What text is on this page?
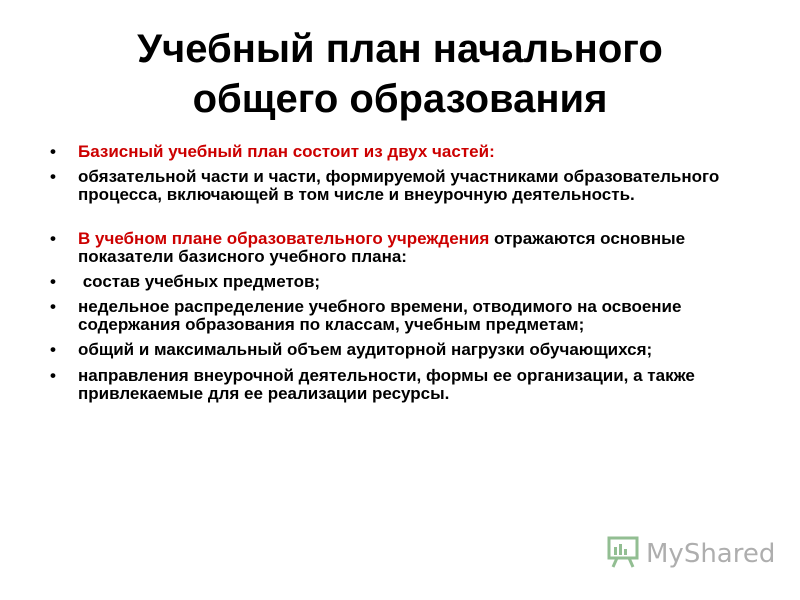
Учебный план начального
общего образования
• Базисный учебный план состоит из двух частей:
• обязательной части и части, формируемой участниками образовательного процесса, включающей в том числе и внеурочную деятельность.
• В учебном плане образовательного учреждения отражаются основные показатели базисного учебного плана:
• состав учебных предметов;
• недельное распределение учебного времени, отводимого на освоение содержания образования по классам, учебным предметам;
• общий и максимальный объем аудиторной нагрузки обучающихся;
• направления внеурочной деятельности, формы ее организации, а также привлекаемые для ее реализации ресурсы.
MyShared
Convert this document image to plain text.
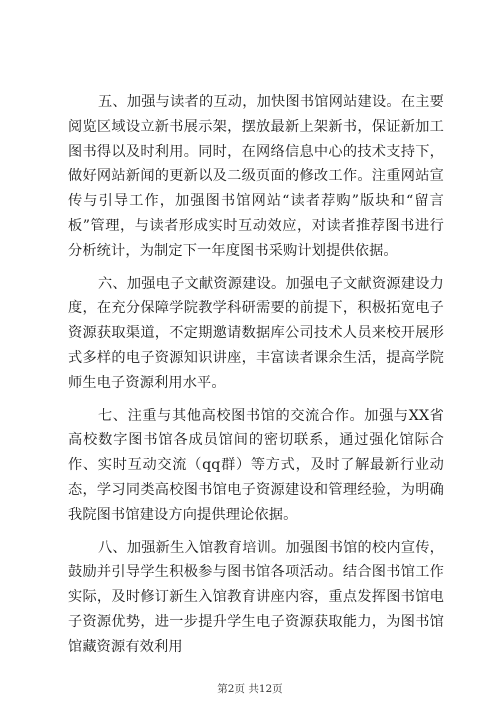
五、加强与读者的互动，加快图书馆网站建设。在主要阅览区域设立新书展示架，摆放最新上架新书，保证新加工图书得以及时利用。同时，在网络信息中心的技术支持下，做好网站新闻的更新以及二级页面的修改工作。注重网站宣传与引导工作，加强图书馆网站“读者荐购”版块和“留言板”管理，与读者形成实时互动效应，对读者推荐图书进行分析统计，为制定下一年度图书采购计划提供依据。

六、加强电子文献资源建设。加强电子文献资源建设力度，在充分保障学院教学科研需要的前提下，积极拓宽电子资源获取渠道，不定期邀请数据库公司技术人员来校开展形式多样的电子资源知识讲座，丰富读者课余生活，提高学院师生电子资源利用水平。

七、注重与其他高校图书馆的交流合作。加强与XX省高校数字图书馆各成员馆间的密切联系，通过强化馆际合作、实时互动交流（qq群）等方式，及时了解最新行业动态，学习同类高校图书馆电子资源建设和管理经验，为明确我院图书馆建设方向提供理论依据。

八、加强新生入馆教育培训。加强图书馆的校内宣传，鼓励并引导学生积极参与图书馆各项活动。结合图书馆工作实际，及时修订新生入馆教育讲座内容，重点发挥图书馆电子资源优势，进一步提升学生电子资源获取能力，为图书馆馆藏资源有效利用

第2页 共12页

***

> Task brief
Starting at the line with "Convert this document image to plain text.", output each line through the final one of the listing above, and nothing else. Pictures are to be left out.

> Full output
Convert this document image to plain text.
五、加强与读者的互动，加快图书馆网站建设。在主要阅览区域设立新书展示架，摆放最新上架新书，保证新加工图书得以及时利用。同时，在网络信息中心的技术支持下，做好网站新闻的更新以及二级页面的修改工作。注重网站宣传与引导工作，加强图书馆网站“读者荐购”版块和“留言板”管理，与读者形成实时互动效应，对读者推荐图书进行分析统计，为制定下一年度图书采购计划提供依据。

六、加强电子文献资源建设。加强电子文献资源建设力度，在充分保障学院教学科研需要的前提下，积极拓宽电子资源获取渠道，不定期邀请数据库公司技术人员来校开展形式多样的电子资源知识讲座，丰富读者课余生活，提高学院师生电子资源利用水平。

七、注重与其他高校图书馆的交流合作。加强与XX省高校数字图书馆各成员馆间的密切联系，通过强化馆际合作、实时互动交流（qq群）等方式，及时了解最新行业动态，学习同类高校图书馆电子资源建设和管理经验，为明确我院图书馆建设方向提供理论依据。

八、加强新生入馆教育培训。加强图书馆的校内宣传，鼓励并引导学生积极参与图书馆各项活动。结合图书馆工作实际，及时修订新生入馆教育讲座内容，重点发挥图书馆电子资源优势，进一步提升学生电子资源获取能力，为图书馆馆藏资源有效利用

第2页 共12页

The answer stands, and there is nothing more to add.